Document page entries with text:
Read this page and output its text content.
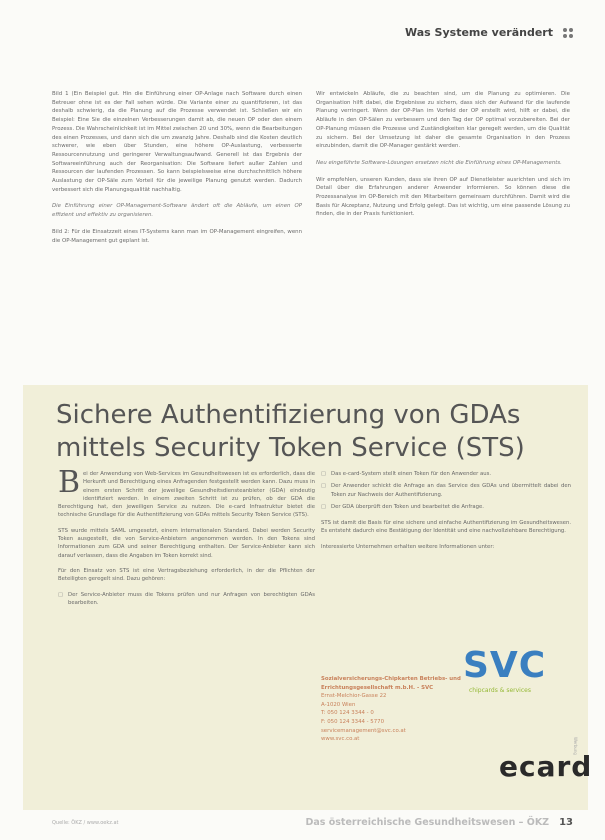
Was Systeme verändert

Bild 1 (Ein Beispiel gut. Hin die Einführung einer OP-Anlage nach Software durch einen Betreuer ohne ist es der Fall sehen würde. Die Variante einer zu quantifizieren, ist das deshalb schwierig, da die Planung auf die Prozesse verwendet ist. Schließen wir ein Beispiel: Eine Sie die einzelnen Verbesserungen damit ab, die neuen OP oder den einem Prozess. Die Wahrscheinlichkeit ist im Mittel zwischen 20 und 30%, wenn die Bearbeitungen des einen Prozesses, und dann sich die um zwanzig Jahre. Deshalb sind die Kosten deutlich schwerer, wie eben über Stunden, eine höhere OP-Auslastung, verbesserte Ressourcennutzung und geringerer Verwaltungsaufwand. Generell ist das Ergebnis der Softwareeinführung auch der Reorganisation: Die Software liefert außer Zahlen und Ressourcen der laufenden Prozessen. So kann beispielsweise eine durchschnittlich höhere Auslastung der OP-Säle zum Vorteil für die jeweilige Planung genutzt werden. Dadurch verbessert sich die Planungsqualität nachhaltig.

Die Einführung einer OP-Management-Software ändert oft die Abläufe, um einen OP effizient und effektiv zu organisieren.

Bild 2: Für die Einsatzzeit eines IT-Systems kann man im OP-Management eingreifen, wenn die OP-Management gut geplant ist.

Wir entwickeln Abläufe, die zu beachten sind, um die Planung zu optimieren. Die Organisation hilft dabei, die Ergebnisse zu sichern, dass sich der Aufwand für die laufende Planung verringert. Wenn der OP-Plan im Vorfeld der OP erstellt wird, hilft er dabei, die Abläufe in den OP-Sälen zu verbessern und den Tag der OP optimal vorzubereiten. Bei der OP-Planung müssen die Prozesse und Zuständigkeiten klar geregelt werden, um die Qualität zu sichern. Bei der Umsetzung ist daher die gesamte Organisation in den Prozess einzubinden, damit die OP-Manager gestärkt werden.

Neu eingeführte Software-Lösungen ersetzen nicht die Einführung eines OP-Managements.

Wir empfehlen, unseren Kunden, dass sie ihren OP auf Dienstleister ausrichten und sich im Detail über die Erfahrungen anderer Anwender informieren. So können diese die Prozessanalyse im OP-Bereich mit den Mitarbeitern gemeinsam durchführen. Damit wird die Basis für Akzeptanz, Nutzung und Erfolg gelegt. Das ist wichtig, um eine passende Lösung zu finden, die in der Praxis funktioniert.

Sichere Authentifizierung von GDAs mittels Security Token Service (STS)

Bei der Anwendung von Web-Services im Gesundheitswesen ist es erforderlich, dass die Herkunft und Berechtigung eines Anfragenden festgestellt werden kann. Dazu muss in einem ersten Schritt der jeweilige Gesundheitsdiensteanbieter (GDA) eindeutig identifiziert werden. In einem zweiten Schritt ist zu prüfen, ob der GDA die Berechtigung hat, den jeweiligen Service zu nutzen. Die e-card Infrastruktur bietet die technische Grundlage für die Authentifizierung von GDAs mittels Security Token Service (STS).

STS wurde mittels SAML umgesetzt, einem internationalen Standard. Dabei werden Security Token ausgestellt, die von Service-Anbietern angenommen werden. In den Tokens sind Informationen zum GDA und seiner Berechtigung enthalten. Der Service-Anbieter kann sich darauf verlassen, dass die Angaben im Token korrekt sind.

Für den Einsatz von STS ist eine Vertragsbeziehung erforderlich, in der die Pflichten der Beteiligten geregelt sind. Dazu gehören:

□ Der Service-Anbieter muss die Tokens prüfen und nur Anfragen von berechtigten GDAs bearbeiten.
□ Das e-card-System stellt einen Token für den Anwender aus.
□ Der Anwender schickt die Anfrage an das Service des GDAs und übermittelt dabei den Token zur Nachweis der Authentifizierung.
□ Der GDA überprüft den Token und bearbeitet die Anfrage.

STS ist damit die Basis für eine sichere und einfache Authentifizierung im Gesundheitswesen. Es entsteht dadurch eine Bestätigung der Identität und eine nachvollziehbare Berechtigung.

Interessierte Unternehmen erhalten weitere Informationen unter:

Sozialversicherungs-Chipkarten Betriebs- und Errichtungsgesellschaft m.b.H. - SVC
Ernst-Melchior-Gasse 22
A-1020 Wien
T: 050 124 3344 - 0
F: 050 124 3344 - 5770
servicemanagement@svc.co.at
www.svc.co.at
SVC
chipcards & services
ecard
Werbung
Quelle: ÖKZ / www.oekz.at	Das österreichische Gesundheitswesen – ÖKZ 13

INSTRUCTIONS TO FOLLOW: Would you reproduce the records exactly as they stand, but without the pictures?

RESULT FOR THIS TASK:
Read this page and output its text content.
Was Systeme verändert

Bild 1 (Ein Beispiel gut. Hin die Einführung einer OP-Anlage nach Software durch einen Betreuer ohne ist es der Fall sehen würde. Die Variante einer zu quantifizieren, ist das deshalb schwierig, da die Planung auf die Prozesse verwendet ist. Schließen wir ein Beispiel: Eine Sie die einzelnen Verbesserungen damit ab, die neuen OP oder den einem Prozess. Die Wahrscheinlichkeit ist im Mittel zwischen 20 und 30%, wenn die Bearbeitungen des einen Prozesses, und dann sich die um zwanzig Jahre. Deshalb sind die Kosten deutlich schwerer, wie eben über Stunden, eine höhere OP-Auslastung, verbesserte Ressourcennutzung und geringerer Verwaltungsaufwand. Generell ist das Ergebnis der Softwareeinführung auch der Reorganisation: Die Software liefert außer Zahlen und Ressourcen der laufenden Prozessen. So kann beispielsweise eine durchschnittlich höhere Auslastung der OP-Säle zum Vorteil für die jeweilige Planung genutzt werden. Dadurch verbessert sich die Planungsqualität nachhaltig.

Die Einführung einer OP-Management-Software ändert oft die Abläufe, um einen OP effizient und effektiv zu organisieren.

Bild 2: Für die Einsatzzeit eines IT-Systems kann man im OP-Management eingreifen, wenn die OP-Management gut geplant ist.

Wir entwickeln Abläufe, die zu beachten sind, um die Planung zu optimieren. Die Organisation hilft dabei, die Ergebnisse zu sichern, dass sich der Aufwand für die laufende Planung verringert. Wenn der OP-Plan im Vorfeld der OP erstellt wird, hilft er dabei, die Abläufe in den OP-Sälen zu verbessern und den Tag der OP optimal vorzubereiten. Bei der OP-Planung müssen die Prozesse und Zuständigkeiten klar geregelt werden, um die Qualität zu sichern. Bei der Umsetzung ist daher die gesamte Organisation in den Prozess einzubinden, damit die OP-Manager gestärkt werden.

Neu eingeführte Software-Lösungen ersetzen nicht die Einführung eines OP-Managements.

Wir empfehlen, unseren Kunden, dass sie ihren OP auf Dienstleister ausrichten und sich im Detail über die Erfahrungen anderer Anwender informieren. So können diese die Prozessanalyse im OP-Bereich mit den Mitarbeitern gemeinsam durchführen. Damit wird die Basis für Akzeptanz, Nutzung und Erfolg gelegt. Das ist wichtig, um eine passende Lösung zu finden, die in der Praxis funktioniert.

Sichere Authentifizierung von GDAs mittels Security Token Service (STS)

Bei der Anwendung von Web-Services im Gesundheitswesen ist es erforderlich, dass die Herkunft und Berechtigung eines Anfragenden festgestellt werden kann. Dazu muss in einem ersten Schritt der jeweilige Gesundheitsdiensteanbieter (GDA) eindeutig identifiziert werden. In einem zweiten Schritt ist zu prüfen, ob der GDA die Berechtigung hat, den jeweiligen Service zu nutzen. Die e-card Infrastruktur bietet die technische Grundlage für die Authentifizierung von GDAs mittels Security Token Service (STS).

STS wurde mittels SAML umgesetzt, einem internationalen Standard. Dabei werden Security Token ausgestellt, die von Service-Anbietern angenommen werden. In den Tokens sind Informationen zum GDA und seiner Berechtigung enthalten. Der Service-Anbieter kann sich darauf verlassen, dass die Angaben im Token korrekt sind.

Für den Einsatz von STS ist eine Vertragsbeziehung erforderlich, in der die Pflichten der Beteiligten geregelt sind. Dazu gehören:

□ Der Service-Anbieter muss die Tokens prüfen und nur Anfragen von berechtigten GDAs bearbeiten.
□ Das e-card-System stellt einen Token für den Anwender aus.
□ Der Anwender schickt die Anfrage an das Service des GDAs und übermittelt dabei den Token zur Nachweis der Authentifizierung.
□ Der GDA überprüft den Token und bearbeitet die Anfrage.

STS ist damit die Basis für eine sichere und einfache Authentifizierung im Gesundheitswesen. Es entsteht dadurch eine Bestätigung der Identität und eine nachvollziehbare Berechtigung.

Interessierte Unternehmen erhalten weitere Informationen unter:

Sozialversicherungs-Chipkarten Betriebs- und Errichtungsgesellschaft m.b.H. - SVC
Ernst-Melchior-Gasse 22
A-1020 Wien
T: 050 124 3344 - 0
F: 050 124 3344 - 5770
servicemanagement@svc.co.at
www.svc.co.at
SVC
chipcards & services
ecard
Werbung
Quelle: ÖKZ / www.oekz.at	Das österreichische Gesundheitswesen – ÖKZ 13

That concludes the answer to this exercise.